%%

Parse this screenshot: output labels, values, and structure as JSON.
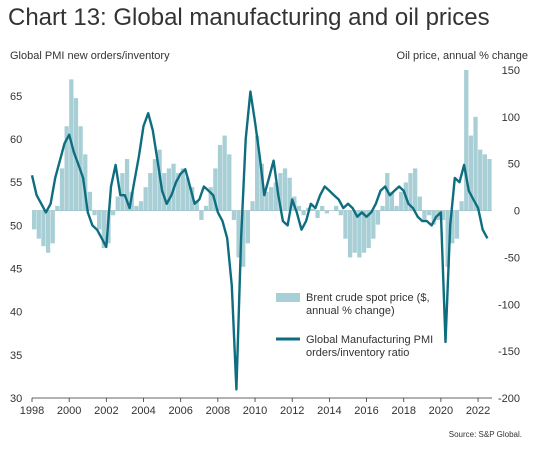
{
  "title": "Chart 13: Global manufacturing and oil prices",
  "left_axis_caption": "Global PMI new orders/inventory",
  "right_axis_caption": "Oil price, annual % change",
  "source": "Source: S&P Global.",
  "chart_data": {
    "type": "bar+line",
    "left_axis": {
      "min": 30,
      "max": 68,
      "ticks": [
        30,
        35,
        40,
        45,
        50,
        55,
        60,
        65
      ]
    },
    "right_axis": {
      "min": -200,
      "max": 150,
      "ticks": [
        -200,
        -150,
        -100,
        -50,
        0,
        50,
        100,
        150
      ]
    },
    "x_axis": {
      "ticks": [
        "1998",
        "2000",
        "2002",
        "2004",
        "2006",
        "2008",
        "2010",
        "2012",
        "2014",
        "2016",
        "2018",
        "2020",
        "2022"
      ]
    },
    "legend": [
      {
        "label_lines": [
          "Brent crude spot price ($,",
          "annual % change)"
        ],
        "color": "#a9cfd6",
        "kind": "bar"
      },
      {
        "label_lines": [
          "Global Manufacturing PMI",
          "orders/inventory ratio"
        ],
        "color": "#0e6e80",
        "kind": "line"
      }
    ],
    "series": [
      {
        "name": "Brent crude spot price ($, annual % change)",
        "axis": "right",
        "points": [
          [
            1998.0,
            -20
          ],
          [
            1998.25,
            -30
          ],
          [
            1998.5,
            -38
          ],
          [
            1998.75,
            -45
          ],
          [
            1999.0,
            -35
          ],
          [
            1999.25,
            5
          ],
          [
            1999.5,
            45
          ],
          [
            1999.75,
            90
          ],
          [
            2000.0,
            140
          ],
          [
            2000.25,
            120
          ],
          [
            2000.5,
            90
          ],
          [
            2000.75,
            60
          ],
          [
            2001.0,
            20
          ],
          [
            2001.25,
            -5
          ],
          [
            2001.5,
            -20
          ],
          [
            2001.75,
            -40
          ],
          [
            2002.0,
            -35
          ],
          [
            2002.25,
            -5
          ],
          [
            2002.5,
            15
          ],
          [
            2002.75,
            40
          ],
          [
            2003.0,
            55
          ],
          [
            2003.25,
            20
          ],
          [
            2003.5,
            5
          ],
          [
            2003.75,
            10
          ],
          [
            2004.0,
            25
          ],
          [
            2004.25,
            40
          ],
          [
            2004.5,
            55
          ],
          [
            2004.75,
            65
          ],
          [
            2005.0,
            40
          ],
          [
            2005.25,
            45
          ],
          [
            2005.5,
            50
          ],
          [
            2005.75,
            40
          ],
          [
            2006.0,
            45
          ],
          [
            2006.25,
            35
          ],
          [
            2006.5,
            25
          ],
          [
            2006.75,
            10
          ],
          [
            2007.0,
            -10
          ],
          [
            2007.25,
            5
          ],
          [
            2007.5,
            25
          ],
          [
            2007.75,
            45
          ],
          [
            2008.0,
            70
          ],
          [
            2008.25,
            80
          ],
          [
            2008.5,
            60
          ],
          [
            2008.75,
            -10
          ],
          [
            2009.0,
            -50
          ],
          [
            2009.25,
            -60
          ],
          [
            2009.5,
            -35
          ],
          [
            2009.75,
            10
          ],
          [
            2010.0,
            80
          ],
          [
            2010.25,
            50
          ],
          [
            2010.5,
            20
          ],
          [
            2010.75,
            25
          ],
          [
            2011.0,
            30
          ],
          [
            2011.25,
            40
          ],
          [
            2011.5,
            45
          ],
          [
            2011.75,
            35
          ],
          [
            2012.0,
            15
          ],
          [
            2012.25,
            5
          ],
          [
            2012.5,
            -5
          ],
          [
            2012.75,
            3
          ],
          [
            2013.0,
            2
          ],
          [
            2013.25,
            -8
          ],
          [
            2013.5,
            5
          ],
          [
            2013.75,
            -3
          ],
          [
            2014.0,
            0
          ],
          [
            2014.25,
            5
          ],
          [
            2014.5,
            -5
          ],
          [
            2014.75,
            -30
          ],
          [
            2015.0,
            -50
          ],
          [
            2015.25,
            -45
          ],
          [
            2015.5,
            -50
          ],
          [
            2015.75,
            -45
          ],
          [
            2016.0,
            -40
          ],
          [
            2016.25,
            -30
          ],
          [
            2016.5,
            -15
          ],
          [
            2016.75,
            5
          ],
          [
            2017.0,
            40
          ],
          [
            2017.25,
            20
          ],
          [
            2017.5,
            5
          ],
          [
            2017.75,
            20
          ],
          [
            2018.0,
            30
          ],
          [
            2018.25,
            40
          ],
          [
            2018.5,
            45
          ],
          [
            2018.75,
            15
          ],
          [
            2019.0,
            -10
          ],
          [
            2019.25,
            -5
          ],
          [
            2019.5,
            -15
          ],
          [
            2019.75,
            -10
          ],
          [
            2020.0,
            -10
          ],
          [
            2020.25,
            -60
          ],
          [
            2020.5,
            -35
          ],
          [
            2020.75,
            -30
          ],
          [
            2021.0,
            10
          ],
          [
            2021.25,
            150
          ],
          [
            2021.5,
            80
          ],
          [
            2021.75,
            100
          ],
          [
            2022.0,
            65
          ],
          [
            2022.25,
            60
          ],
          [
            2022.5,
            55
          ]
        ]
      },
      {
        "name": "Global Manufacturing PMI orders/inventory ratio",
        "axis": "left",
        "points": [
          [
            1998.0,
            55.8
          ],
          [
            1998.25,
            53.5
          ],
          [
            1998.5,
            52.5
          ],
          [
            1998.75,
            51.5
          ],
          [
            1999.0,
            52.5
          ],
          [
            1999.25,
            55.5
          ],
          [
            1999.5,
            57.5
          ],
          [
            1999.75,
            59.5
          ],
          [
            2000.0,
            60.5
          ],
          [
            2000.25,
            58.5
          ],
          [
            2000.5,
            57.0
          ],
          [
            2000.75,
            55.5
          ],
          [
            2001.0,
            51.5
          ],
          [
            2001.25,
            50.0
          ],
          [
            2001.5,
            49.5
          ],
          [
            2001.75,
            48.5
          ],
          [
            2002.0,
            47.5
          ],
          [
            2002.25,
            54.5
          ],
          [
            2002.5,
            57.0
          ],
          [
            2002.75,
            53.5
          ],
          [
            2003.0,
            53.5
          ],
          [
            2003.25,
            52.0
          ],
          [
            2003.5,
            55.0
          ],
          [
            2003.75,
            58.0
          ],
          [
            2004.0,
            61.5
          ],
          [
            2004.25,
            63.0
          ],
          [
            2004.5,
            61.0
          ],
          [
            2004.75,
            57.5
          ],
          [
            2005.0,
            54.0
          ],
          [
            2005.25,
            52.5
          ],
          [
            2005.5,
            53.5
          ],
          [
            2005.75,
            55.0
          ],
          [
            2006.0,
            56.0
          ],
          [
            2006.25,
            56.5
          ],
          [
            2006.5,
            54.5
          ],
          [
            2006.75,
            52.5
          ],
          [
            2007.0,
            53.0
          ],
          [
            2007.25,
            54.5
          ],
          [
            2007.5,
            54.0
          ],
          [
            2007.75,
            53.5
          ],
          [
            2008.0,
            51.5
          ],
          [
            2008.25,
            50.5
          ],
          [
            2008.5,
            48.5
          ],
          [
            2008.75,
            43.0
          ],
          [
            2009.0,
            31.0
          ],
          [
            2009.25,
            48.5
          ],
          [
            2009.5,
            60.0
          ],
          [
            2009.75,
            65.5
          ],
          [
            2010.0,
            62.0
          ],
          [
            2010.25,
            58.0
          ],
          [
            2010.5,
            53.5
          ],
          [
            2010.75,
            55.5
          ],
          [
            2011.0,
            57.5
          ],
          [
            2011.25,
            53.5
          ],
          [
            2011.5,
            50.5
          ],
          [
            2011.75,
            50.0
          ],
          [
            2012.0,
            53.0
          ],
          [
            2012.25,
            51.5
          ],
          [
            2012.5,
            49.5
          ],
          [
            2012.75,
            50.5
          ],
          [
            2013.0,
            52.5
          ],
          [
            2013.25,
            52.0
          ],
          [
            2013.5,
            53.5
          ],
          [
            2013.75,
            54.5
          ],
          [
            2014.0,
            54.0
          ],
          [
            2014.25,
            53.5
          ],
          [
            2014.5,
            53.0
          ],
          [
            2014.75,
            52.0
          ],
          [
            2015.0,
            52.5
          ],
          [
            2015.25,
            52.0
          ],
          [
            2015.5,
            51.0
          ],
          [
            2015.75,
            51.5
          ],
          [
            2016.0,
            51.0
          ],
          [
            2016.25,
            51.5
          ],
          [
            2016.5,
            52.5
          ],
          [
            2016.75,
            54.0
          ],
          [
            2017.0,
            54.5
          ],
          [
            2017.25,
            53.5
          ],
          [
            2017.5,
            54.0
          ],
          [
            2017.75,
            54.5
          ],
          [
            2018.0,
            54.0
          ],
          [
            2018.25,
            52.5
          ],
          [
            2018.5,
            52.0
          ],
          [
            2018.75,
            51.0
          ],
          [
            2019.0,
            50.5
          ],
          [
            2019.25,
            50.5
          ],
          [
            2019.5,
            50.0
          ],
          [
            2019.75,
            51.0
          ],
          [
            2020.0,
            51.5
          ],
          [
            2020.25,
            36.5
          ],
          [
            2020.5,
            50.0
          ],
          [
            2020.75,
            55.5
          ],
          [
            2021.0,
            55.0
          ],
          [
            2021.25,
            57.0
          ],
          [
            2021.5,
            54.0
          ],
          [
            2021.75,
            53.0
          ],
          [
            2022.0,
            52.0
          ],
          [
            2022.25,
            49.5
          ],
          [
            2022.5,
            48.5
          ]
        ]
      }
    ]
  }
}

%%

## WHAT TO WORK ON:
Gather every line containing the word "ratio" and copy it.

## EXERCISE ANSWER:
          "orders/inventory ratio"
        "name": "Global Manufacturing PMI orders/inventory ratio",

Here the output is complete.